# Brief
Take the data below and repeat it exactly.

# Material
***

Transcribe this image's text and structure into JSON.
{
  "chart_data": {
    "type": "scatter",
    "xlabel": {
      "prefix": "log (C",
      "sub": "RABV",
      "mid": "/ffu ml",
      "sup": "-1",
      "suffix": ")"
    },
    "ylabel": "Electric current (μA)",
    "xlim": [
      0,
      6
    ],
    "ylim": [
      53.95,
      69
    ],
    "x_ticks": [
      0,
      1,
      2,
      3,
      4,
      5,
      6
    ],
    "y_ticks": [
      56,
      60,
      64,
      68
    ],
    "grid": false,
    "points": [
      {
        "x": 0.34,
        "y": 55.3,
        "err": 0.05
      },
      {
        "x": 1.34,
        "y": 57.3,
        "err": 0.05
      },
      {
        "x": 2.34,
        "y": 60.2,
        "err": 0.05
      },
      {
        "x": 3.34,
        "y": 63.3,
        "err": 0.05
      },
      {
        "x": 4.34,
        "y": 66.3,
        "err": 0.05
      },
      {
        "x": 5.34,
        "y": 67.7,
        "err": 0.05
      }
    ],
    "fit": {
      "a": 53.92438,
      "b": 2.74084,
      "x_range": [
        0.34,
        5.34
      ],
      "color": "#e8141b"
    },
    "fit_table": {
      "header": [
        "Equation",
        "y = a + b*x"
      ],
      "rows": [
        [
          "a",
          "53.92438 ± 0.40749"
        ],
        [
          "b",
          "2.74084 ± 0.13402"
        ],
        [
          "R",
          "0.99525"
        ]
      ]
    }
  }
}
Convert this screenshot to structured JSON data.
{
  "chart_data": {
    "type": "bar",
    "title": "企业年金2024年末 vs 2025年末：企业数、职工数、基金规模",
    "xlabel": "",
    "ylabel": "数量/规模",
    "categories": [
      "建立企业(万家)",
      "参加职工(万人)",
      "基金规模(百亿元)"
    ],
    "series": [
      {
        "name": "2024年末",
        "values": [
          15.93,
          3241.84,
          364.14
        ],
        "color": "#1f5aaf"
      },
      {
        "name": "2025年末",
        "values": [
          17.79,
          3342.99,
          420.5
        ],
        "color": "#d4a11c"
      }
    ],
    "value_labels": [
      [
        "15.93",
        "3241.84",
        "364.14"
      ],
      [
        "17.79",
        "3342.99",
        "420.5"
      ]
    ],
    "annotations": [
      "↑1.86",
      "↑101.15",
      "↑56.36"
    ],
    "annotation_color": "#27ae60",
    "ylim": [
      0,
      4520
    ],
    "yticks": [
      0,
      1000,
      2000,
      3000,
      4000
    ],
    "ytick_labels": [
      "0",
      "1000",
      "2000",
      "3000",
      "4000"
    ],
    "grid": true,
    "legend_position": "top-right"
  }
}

***

# Exercise response
Transcribe this image's text and structure into JSON.
{
  "chart_data": {
    "type": "scatter",
    "xlabel": {
      "prefix": "log (C",
      "sub": "RABV",
      "mid": "/ffu ml",
      "sup": "-1",
      "suffix": ")"
    },
    "ylabel": "Electric current (μA)",
    "xlim": [
      0,
      6
    ],
    "ylim": [
      53.95,
      69
    ],
    "x_ticks": [
      0,
      1,
      2,
      3,
      4,
      5,
      6
    ],
    "y_ticks": [
      56,
      60,
      64,
      68
    ],
    "grid": false,
    "points": [
      {
        "x": 0.34,
        "y": 55.3,
        "err": 0.05
      },
      {
        "x": 1.34,
        "y": 57.3,
        "err": 0.05
      },
      {
        "x": 2.34,
        "y": 60.2,
        "err": 0.05
      },
      {
        "x": 3.34,
        "y": 63.3,
        "err": 0.05
      },
      {
        "x": 4.34,
        "y": 66.3,
        "err": 0.05
      },
      {
        "x": 5.34,
        "y": 67.7,
        "err": 0.05
      }
    ],
    "fit": {
      "a": 53.92438,
      "b": 2.74084,
      "x_range": [
        0.34,
        5.34
      ],
      "color": "#e8141b"
    },
    "fit_table": {
      "header": [
        "Equation",
        "y = a + b*x"
      ],
      "rows": [
        [
          "a",
          "53.92438 ± 0.40749"
        ],
        [
          "b",
          "2.74084 ± 0.13402"
        ],
        [
          "R",
          "0.99525"
        ]
      ]
    }
  }
}
Convert this screenshot to structured JSON data.
{
  "chart_data": {
    "type": "bar",
    "title": "企业年金2024年末 vs 2025年末：企业数、职工数、基金规模",
    "xlabel": "",
    "ylabel": "数量/规模",
    "categories": [
      "建立企业(万家)",
      "参加职工(万人)",
      "基金规模(百亿元)"
    ],
    "series": [
      {
        "name": "2024年末",
        "values": [
          15.93,
          3241.84,
          364.14
        ],
        "color": "#1f5aaf"
      },
      {
        "name": "2025年末",
        "values": [
          17.79,
          3342.99,
          420.5
        ],
        "color": "#d4a11c"
      }
    ],
    "value_labels": [
      [
        "15.93",
        "3241.84",
        "364.14"
      ],
      [
        "17.79",
        "3342.99",
        "420.5"
      ]
    ],
    "annotations": [
      "↑1.86",
      "↑101.15",
      "↑56.36"
    ],
    "annotation_color": "#27ae60",
    "ylim": [
      0,
      4520
    ],
    "yticks": [
      0,
      1000,
      2000,
      3000,
      4000
    ],
    "ytick_labels": [
      "0",
      "1000",
      "2000",
      "3000",
      "4000"
    ],
    "grid": true,
    "legend_position": "top-right"
  }
}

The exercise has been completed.